• _REQUIRED TASK_
Find how many lines of the listing below include the word "avatar", then report the number by itself.

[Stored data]
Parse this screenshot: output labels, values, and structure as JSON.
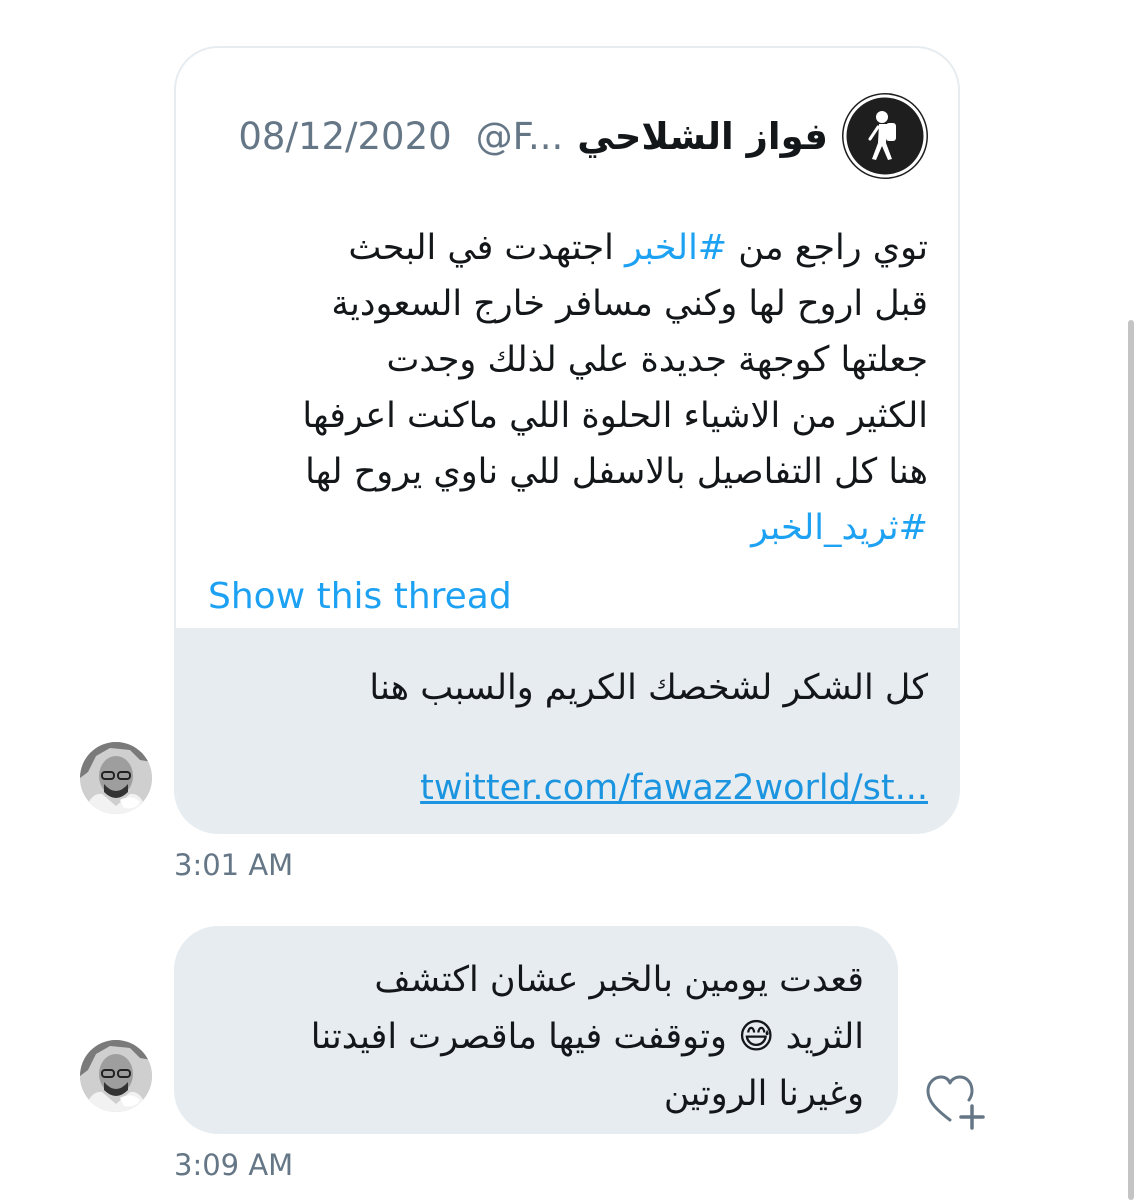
{
  "quoted_tweet": {
    "author_name": "فواز الشلاحي",
    "handle": "@F...",
    "date": "08/12/2020",
    "text_lines": {
      "l1_start": "توي راجع من ",
      "l1_hashtag": "#الخبر",
      "l1_end": " اجتهدت في البحث",
      "l2": "قبل اروح لها وكني مسافر خارج السعودية",
      "l3": "جعلتها كوجهة جديدة علي لذلك وجدت",
      "l4": "الكثير من الاشياء الحلوة اللي ماكنت اعرفها",
      "l5": "هنا كل التفاصيل بالاسفل للي ناوي يروح لها"
    },
    "hashtag_line": "#ثريد_الخبر",
    "show_thread": "Show this thread"
  },
  "message_1": {
    "text": "كل الشكر لشخصك الكريم والسبب هنا",
    "link": "twitter.com/fawaz2world/st...",
    "time": "3:01 AM"
  },
  "message_2": {
    "text": "قعدت يومين بالخبر عشان اكتشف\nالثريد 😅 وتوقفت فيها ماقصرت افيدتنا\nوغيرنا الروتين",
    "time": "3:09 AM"
  },
  "icons": {
    "like": "heart-plus-icon",
    "author_avatar": "hiker-avatar",
    "sender_avatar": "user-photo-avatar"
  },
  "colors": {
    "link_blue": "#1da1f2",
    "bubble_gray": "#e6ecf0",
    "meta_gray": "#657786"
  }
}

• _PROBLEM SOLUTION_
2